Exercise instructions: All records are to be retyped faithfully and completely.

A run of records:
*****
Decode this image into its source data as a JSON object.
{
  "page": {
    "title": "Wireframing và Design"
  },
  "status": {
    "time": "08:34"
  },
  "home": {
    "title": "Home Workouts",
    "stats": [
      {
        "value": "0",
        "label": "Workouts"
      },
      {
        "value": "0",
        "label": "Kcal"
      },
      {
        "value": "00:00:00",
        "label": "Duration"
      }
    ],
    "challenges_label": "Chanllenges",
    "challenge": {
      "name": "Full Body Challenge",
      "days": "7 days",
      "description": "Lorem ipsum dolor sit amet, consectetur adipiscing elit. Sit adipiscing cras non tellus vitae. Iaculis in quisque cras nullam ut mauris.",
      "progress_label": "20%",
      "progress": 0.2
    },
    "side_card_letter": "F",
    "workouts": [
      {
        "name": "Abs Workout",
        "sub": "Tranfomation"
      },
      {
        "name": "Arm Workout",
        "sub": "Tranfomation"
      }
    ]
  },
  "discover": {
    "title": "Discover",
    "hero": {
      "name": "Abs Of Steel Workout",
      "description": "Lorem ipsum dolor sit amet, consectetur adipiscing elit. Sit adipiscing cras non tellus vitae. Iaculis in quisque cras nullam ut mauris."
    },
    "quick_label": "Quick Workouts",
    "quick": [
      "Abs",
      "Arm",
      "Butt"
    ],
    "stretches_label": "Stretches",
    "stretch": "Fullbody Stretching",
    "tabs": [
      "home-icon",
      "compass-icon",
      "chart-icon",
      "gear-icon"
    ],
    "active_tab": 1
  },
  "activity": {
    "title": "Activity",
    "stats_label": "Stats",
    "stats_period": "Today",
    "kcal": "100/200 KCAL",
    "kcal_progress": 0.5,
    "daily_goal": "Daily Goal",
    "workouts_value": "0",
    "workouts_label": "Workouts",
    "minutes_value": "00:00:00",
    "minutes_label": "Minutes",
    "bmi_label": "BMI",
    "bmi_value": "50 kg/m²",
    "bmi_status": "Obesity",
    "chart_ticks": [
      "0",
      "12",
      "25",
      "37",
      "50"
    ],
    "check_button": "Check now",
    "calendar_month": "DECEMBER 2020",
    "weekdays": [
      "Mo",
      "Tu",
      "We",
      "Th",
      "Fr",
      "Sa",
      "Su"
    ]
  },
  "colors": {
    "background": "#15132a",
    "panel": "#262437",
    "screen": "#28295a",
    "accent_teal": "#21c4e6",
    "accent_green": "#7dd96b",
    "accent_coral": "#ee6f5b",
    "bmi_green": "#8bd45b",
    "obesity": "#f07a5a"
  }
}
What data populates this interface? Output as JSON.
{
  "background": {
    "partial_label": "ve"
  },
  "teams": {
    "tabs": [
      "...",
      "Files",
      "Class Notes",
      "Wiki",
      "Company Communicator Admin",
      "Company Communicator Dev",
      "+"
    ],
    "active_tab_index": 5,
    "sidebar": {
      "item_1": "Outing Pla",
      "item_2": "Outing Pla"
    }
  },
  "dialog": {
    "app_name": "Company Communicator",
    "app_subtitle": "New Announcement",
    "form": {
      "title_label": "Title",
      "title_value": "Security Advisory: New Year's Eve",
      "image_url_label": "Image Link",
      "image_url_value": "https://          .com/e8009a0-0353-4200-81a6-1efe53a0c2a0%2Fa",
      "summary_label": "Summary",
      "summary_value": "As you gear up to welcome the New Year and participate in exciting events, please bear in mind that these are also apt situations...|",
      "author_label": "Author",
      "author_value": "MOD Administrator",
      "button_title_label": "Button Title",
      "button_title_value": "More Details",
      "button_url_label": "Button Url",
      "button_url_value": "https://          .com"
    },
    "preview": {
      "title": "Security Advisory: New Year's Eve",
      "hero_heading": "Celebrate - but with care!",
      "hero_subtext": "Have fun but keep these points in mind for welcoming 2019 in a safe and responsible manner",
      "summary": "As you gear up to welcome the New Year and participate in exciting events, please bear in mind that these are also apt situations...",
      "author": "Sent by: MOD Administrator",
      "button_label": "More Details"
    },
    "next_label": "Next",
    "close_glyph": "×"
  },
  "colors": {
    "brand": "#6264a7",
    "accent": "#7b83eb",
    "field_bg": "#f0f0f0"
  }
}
*****
Final result:
Decode this image into its source data as a JSON object.
{
  "page": {
    "title": "Wireframing và Design"
  },
  "status": {
    "time": "08:34"
  },
  "home": {
    "title": "Home Workouts",
    "stats": [
      {
        "value": "0",
        "label": "Workouts"
      },
      {
        "value": "0",
        "label": "Kcal"
      },
      {
        "value": "00:00:00",
        "label": "Duration"
      }
    ],
    "challenges_label": "Chanllenges",
    "challenge": {
      "name": "Full Body Challenge",
      "days": "7 days",
      "description": "Lorem ipsum dolor sit amet, consectetur adipiscing elit. Sit adipiscing cras non tellus vitae. Iaculis in quisque cras nullam ut mauris.",
      "progress_label": "20%",
      "progress": 0.2
    },
    "side_card_letter": "F",
    "workouts": [
      {
        "name": "Abs Workout",
        "sub": "Tranfomation"
      },
      {
        "name": "Arm Workout",
        "sub": "Tranfomation"
      }
    ]
  },
  "discover": {
    "title": "Discover",
    "hero": {
      "name": "Abs Of Steel Workout",
      "description": "Lorem ipsum dolor sit amet, consectetur adipiscing elit. Sit adipiscing cras non tellus vitae. Iaculis in quisque cras nullam ut mauris."
    },
    "quick_label": "Quick Workouts",
    "quick": [
      "Abs",
      "Arm",
      "Butt"
    ],
    "stretches_label": "Stretches",
    "stretch": "Fullbody Stretching",
    "tabs": [
      "home-icon",
      "compass-icon",
      "chart-icon",
      "gear-icon"
    ],
    "active_tab": 1
  },
  "activity": {
    "title": "Activity",
    "stats_label": "Stats",
    "stats_period": "Today",
    "kcal": "100/200 KCAL",
    "kcal_progress": 0.5,
    "daily_goal": "Daily Goal",
    "workouts_value": "0",
    "workouts_label": "Workouts",
    "minutes_value": "00:00:00",
    "minutes_label": "Minutes",
    "bmi_label": "BMI",
    "bmi_value": "50 kg/m²",
    "bmi_status": "Obesity",
    "chart_ticks": [
      "0",
      "12",
      "25",
      "37",
      "50"
    ],
    "check_button": "Check now",
    "calendar_month": "DECEMBER 2020",
    "weekdays": [
      "Mo",
      "Tu",
      "We",
      "Th",
      "Fr",
      "Sa",
      "Su"
    ]
  },
  "colors": {
    "background": "#15132a",
    "panel": "#262437",
    "screen": "#28295a",
    "accent_teal": "#21c4e6",
    "accent_green": "#7dd96b",
    "accent_coral": "#ee6f5b",
    "bmi_green": "#8bd45b",
    "obesity": "#f07a5a"
  }
}
What data populates this interface? Output as JSON.
{
  "background": {
    "partial_label": "ve"
  },
  "teams": {
    "tabs": [
      "...",
      "Files",
      "Class Notes",
      "Wiki",
      "Company Communicator Admin",
      "Company Communicator Dev",
      "+"
    ],
    "active_tab_index": 5,
    "sidebar": {
      "item_1": "Outing Pla",
      "item_2": "Outing Pla"
    }
  },
  "dialog": {
    "app_name": "Company Communicator",
    "app_subtitle": "New Announcement",
    "form": {
      "title_label": "Title",
      "title_value": "Security Advisory: New Year's Eve",
      "image_url_label": "Image Link",
      "image_url_value": "https://          .com/e8009a0-0353-4200-81a6-1efe53a0c2a0%2Fa",
      "summary_label": "Summary",
      "summary_value": "As you gear up to welcome the New Year and participate in exciting events, please bear in mind that these are also apt situations...|",
      "author_label": "Author",
      "author_value": "MOD Administrator",
      "button_title_label": "Button Title",
      "button_title_value": "More Details",
      "button_url_label": "Button Url",
      "button_url_value": "https://          .com"
    },
    "preview": {
      "title": "Security Advisory: New Year's Eve",
      "hero_heading": "Celebrate - but with care!",
      "hero_subtext": "Have fun but keep these points in mind for welcoming 2019 in a safe and responsible manner",
      "summary": "As you gear up to welcome the New Year and participate in exciting events, please bear in mind that these are also apt situations...",
      "author": "Sent by: MOD Administrator",
      "button_label": "More Details"
    },
    "next_label": "Next",
    "close_glyph": "×"
  },
  "colors": {
    "brand": "#6264a7",
    "accent": "#7b83eb",
    "field_bg": "#f0f0f0"
  }
}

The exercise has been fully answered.